Extracted data entries:
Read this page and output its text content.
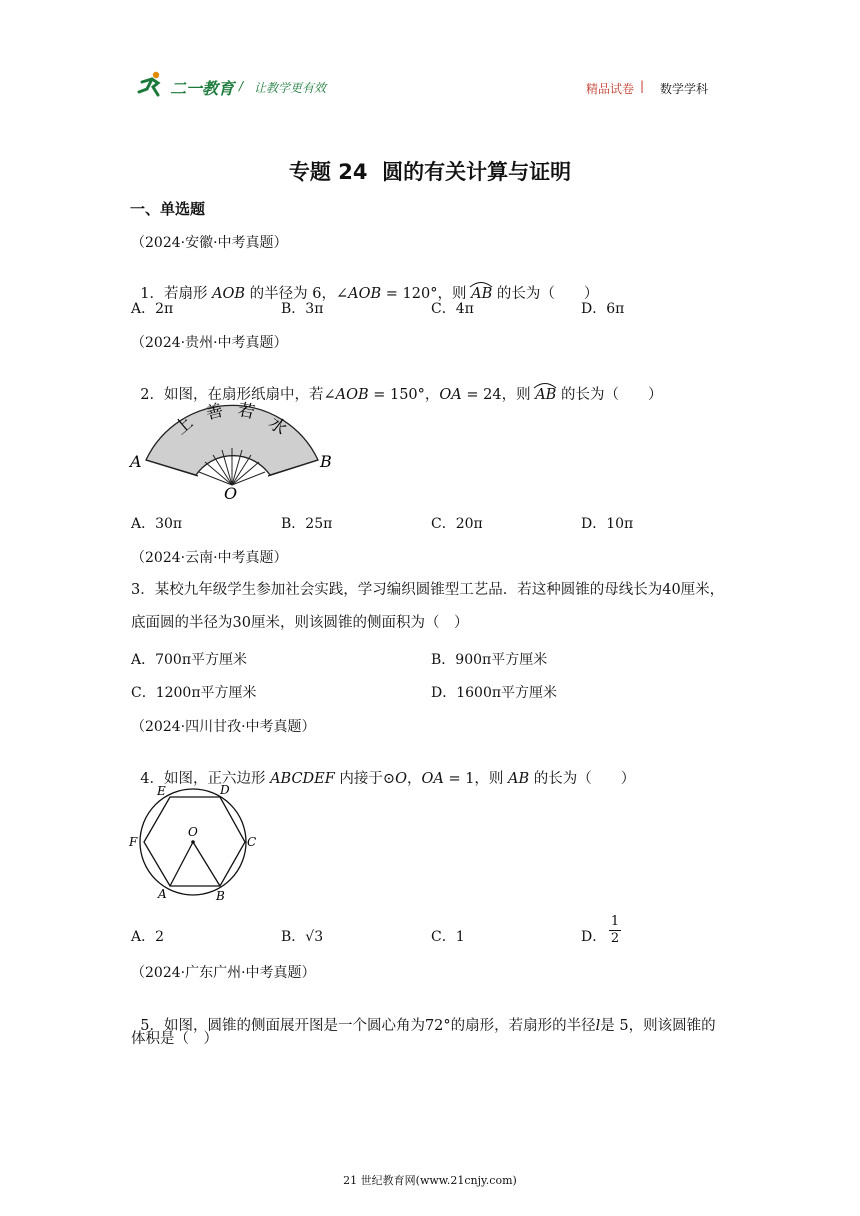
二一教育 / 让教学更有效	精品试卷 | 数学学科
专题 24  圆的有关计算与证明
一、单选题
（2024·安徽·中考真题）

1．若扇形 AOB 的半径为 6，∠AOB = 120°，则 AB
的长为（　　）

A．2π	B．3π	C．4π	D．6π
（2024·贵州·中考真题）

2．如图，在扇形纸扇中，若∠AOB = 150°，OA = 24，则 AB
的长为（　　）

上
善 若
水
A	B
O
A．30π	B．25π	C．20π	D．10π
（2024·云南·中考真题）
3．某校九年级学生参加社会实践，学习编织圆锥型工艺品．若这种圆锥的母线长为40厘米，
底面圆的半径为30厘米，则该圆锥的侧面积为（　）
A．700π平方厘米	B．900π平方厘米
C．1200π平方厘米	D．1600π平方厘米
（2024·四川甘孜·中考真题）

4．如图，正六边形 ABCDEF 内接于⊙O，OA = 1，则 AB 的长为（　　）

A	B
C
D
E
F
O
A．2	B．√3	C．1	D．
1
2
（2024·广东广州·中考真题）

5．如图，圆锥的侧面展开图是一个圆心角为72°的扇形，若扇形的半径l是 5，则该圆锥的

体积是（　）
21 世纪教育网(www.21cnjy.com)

■ Task to carry out: Each entry above should be reproduced exactly, with the pictures removed.

■ Correct output:
Read this page and output its text content.
二一教育 / 让教学更有效	精品试卷 | 数学学科
专题 24  圆的有关计算与证明
一、单选题
（2024·安徽·中考真题）

1．若扇形 AOB 的半径为 6，∠AOB = 120°，则 AB
的长为（　　）

A．2π	B．3π	C．4π	D．6π
（2024·贵州·中考真题）

2．如图，在扇形纸扇中，若∠AOB = 150°，OA = 24，则 AB
的长为（　　）

上
善 若
水
A	B
O
A．30π	B．25π	C．20π	D．10π
（2024·云南·中考真题）
3．某校九年级学生参加社会实践，学习编织圆锥型工艺品．若这种圆锥的母线长为40厘米，
底面圆的半径为30厘米，则该圆锥的侧面积为（　）
A．700π平方厘米	B．900π平方厘米
C．1200π平方厘米	D．1600π平方厘米
（2024·四川甘孜·中考真题）

4．如图，正六边形 ABCDEF 内接于⊙O，OA = 1，则 AB 的长为（　　）

A	B
C
D
E
F
O
A．2	B．√3	C．1	D．
1
2
（2024·广东广州·中考真题）

5．如图，圆锥的侧面展开图是一个圆心角为72°的扇形，若扇形的半径l是 5，则该圆锥的

体积是（　）
21 世纪教育网(www.21cnjy.com)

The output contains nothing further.